Print all the entries verbatim.

EXTRACTED RECORDS start

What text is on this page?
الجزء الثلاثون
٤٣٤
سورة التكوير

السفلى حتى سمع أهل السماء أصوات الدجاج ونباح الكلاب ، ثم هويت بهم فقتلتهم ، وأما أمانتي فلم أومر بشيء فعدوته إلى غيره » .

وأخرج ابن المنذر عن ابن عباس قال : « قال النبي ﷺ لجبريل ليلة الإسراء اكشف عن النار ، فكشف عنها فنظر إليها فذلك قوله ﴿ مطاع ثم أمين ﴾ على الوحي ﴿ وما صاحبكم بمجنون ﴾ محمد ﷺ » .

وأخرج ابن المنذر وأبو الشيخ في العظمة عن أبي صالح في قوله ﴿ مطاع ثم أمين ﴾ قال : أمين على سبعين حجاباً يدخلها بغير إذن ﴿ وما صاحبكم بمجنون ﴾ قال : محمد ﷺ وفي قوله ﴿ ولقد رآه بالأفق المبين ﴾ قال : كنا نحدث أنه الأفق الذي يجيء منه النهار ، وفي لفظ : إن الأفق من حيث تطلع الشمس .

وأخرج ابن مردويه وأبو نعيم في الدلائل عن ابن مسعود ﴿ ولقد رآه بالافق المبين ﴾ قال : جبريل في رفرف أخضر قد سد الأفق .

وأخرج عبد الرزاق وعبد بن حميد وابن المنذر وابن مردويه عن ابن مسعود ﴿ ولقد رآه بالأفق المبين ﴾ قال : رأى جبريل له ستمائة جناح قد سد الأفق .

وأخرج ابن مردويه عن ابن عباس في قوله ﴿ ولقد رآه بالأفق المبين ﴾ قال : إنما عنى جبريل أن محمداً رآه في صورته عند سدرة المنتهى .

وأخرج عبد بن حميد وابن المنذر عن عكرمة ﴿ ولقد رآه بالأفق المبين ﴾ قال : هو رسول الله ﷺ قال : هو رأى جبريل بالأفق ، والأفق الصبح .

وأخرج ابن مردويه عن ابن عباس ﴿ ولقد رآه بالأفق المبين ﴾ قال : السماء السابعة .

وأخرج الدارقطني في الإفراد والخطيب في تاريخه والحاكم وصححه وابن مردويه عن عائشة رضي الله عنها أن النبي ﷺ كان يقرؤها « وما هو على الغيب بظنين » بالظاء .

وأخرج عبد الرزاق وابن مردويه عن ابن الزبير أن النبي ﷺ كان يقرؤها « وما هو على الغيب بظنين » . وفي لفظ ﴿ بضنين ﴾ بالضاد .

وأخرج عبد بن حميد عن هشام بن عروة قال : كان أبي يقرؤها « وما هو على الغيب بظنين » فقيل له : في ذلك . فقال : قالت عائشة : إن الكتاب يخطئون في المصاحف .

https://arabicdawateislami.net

EXTRACTED RECORDS end

§ **EXPECTED ANSWER**
What text is on this page?
الجزء الثلاثون
٤٣٤
سورة التكوير

السفلى حتى سمع أهل السماء أصوات الدجاج ونباح الكلاب ، ثم هويت بهم فقتلتهم ، وأما أمانتي فلم أومر بشيء فعدوته إلى غيره » .

وأخرج ابن المنذر عن ابن عباس قال : « قال النبي ﷺ لجبريل ليلة الإسراء اكشف عن النار ، فكشف عنها فنظر إليها فذلك قوله ﴿ مطاع ثم أمين ﴾ على الوحي ﴿ وما صاحبكم بمجنون ﴾ محمد ﷺ » .

وأخرج ابن المنذر وأبو الشيخ في العظمة عن أبي صالح في قوله ﴿ مطاع ثم أمين ﴾ قال : أمين على سبعين حجاباً يدخلها بغير إذن ﴿ وما صاحبكم بمجنون ﴾ قال : محمد ﷺ وفي قوله ﴿ ولقد رآه بالأفق المبين ﴾ قال : كنا نحدث أنه الأفق الذي يجيء منه النهار ، وفي لفظ : إن الأفق من حيث تطلع الشمس .

وأخرج ابن مردويه وأبو نعيم في الدلائل عن ابن مسعود ﴿ ولقد رآه بالافق المبين ﴾ قال : جبريل في رفرف أخضر قد سد الأفق .

وأخرج عبد الرزاق وعبد بن حميد وابن المنذر وابن مردويه عن ابن مسعود ﴿ ولقد رآه بالأفق المبين ﴾ قال : رأى جبريل له ستمائة جناح قد سد الأفق .

وأخرج ابن مردويه عن ابن عباس في قوله ﴿ ولقد رآه بالأفق المبين ﴾ قال : إنما عنى جبريل أن محمداً رآه في صورته عند سدرة المنتهى .

وأخرج عبد بن حميد وابن المنذر عن عكرمة ﴿ ولقد رآه بالأفق المبين ﴾ قال : هو رسول الله ﷺ قال : هو رأى جبريل بالأفق ، والأفق الصبح .

وأخرج ابن مردويه عن ابن عباس ﴿ ولقد رآه بالأفق المبين ﴾ قال : السماء السابعة .

وأخرج الدارقطني في الإفراد والخطيب في تاريخه والحاكم وصححه وابن مردويه عن عائشة رضي الله عنها أن النبي ﷺ كان يقرؤها « وما هو على الغيب بظنين » بالظاء .

وأخرج عبد الرزاق وابن مردويه عن ابن الزبير أن النبي ﷺ كان يقرؤها « وما هو على الغيب بظنين » . وفي لفظ ﴿ بضنين ﴾ بالضاد .

وأخرج عبد بن حميد عن هشام بن عروة قال : كان أبي يقرؤها « وما هو على الغيب بظنين » فقيل له : في ذلك . فقال : قالت عائشة : إن الكتاب يخطئون في المصاحف .

https://arabicdawateislami.net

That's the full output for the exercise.